-- start Page --

So what can you do to help your child get used to wearing a helmet on your bike? Here’s what worked for our family:

  • Toy Camouflage: Introduce the helmet as a toy in your home about a month before you want your baby/toddler to begin to wear it on a bike. We left our kids’ helmets on the floor in their room and watched our kids put them on and crawl and cruise around the house. It was adorable, and also super helpful because they came to associate the helmet with positive feelings.
  • Last Minute Sneak: For babies and toddlers who are just getting used to the idea of wearing a helmet, it’s always a good idea to put your own helmet on first and wait until the very last second to put one on your child. Honestly, consider it a stealth attack akin to what the nurse does at the doctor’s office when they go in for a shot on your tender one. Over before you know it! “Wait, what?! You say there’s something on your head?! Are you suuure?”

-- end Page --
-- start Record set --

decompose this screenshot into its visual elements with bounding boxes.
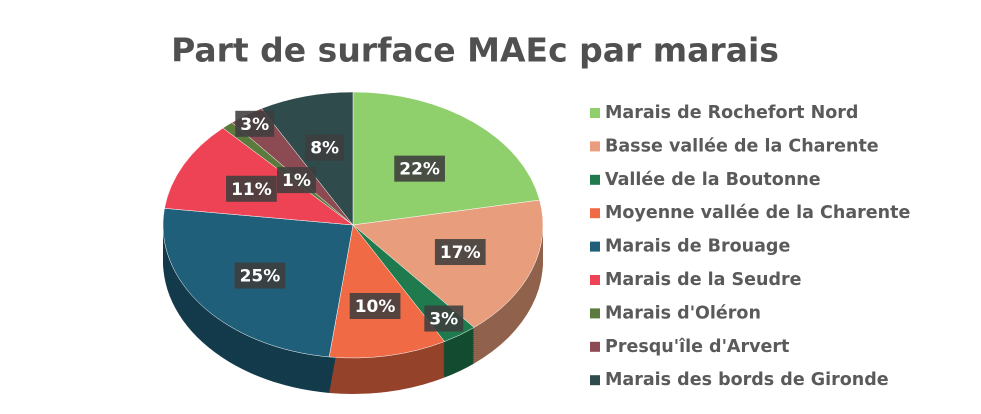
value-label: 3% xyxy=(429,310,458,330)
legend-label: Marais de Rochefort Nord xyxy=(605,103,858,123)
value-label-bg xyxy=(434,239,486,266)
value-label: 3% xyxy=(240,115,269,135)
legend-label: Basse vallée de la Charente xyxy=(605,136,879,156)
legend-swatch xyxy=(590,174,600,185)
value-label-bg xyxy=(226,175,277,202)
legend-swatch xyxy=(590,308,600,319)
value-label: 10% xyxy=(355,297,396,317)
value-label: 17% xyxy=(440,243,481,263)
legend-swatch xyxy=(590,275,600,285)
slice xyxy=(328,224,445,359)
value-label: 8% xyxy=(310,139,339,159)
legend-label: Marais des bords de Gironde xyxy=(605,370,889,390)
legend-swatch xyxy=(590,208,600,219)
slice xyxy=(352,91,540,226)
legend-swatch xyxy=(590,375,600,386)
value-label-bg xyxy=(235,110,275,137)
value-label: 25% xyxy=(240,267,281,287)
value-label-bg xyxy=(277,167,316,194)
value-label: 22% xyxy=(399,160,440,180)
legend-label: Marais de la Seudre xyxy=(605,270,802,290)
legend-label: Presqu'île d'Arvert xyxy=(605,337,789,357)
legend-label: Marais d'Oléron xyxy=(605,303,761,323)
value-label-bg xyxy=(424,305,464,332)
legend-swatch xyxy=(590,141,600,152)
value-label-bg xyxy=(305,134,345,161)
chart-title: Part de surface MAEc par marais xyxy=(171,31,779,70)
legend-label: Vallée de la Boutonne xyxy=(605,170,821,190)
value-label: 11% xyxy=(231,180,272,200)
value-label-bg xyxy=(349,292,401,319)
legend-label: Moyenne vallée de la Charente xyxy=(605,203,910,223)
legend-label: Marais de Brouage xyxy=(605,237,790,257)
value-label-bg xyxy=(394,155,445,182)
legend-swatch xyxy=(590,241,600,252)
legend-swatch xyxy=(590,341,600,352)
value-label: 1% xyxy=(282,171,311,191)
legend-swatch xyxy=(590,108,600,118)
value-label-bg xyxy=(234,262,286,289)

-- end Record set --

## Task list
1) According to the helmet tips, why was leaving the children's helmets on the floor of their room helpful?
2) From the helmet tips, reproduce the passage starting with "So what can" and going on through "with positive feelings.".

## Written answers
1) It helped because the children came to associate the helmet with positive feelings. They put the helmets on while crawling and cruising around the house, so the helmet felt like a toy before they had to wear it on a bike.

2)
So what can you do to help your child get used to wearing a helmet on your bike? Here’s what worked for our family:

  • Toy Camouflage: Introduce the helmet as a toy in your home about a month before you want your baby/toddler to begin to wear it on a bike. We left our kids’ helmets on the floor in their room and watched our kids put them on and crawl and cruise around the house. It was adorable, and also super helpful because they came to associate the helmet with positive feelings.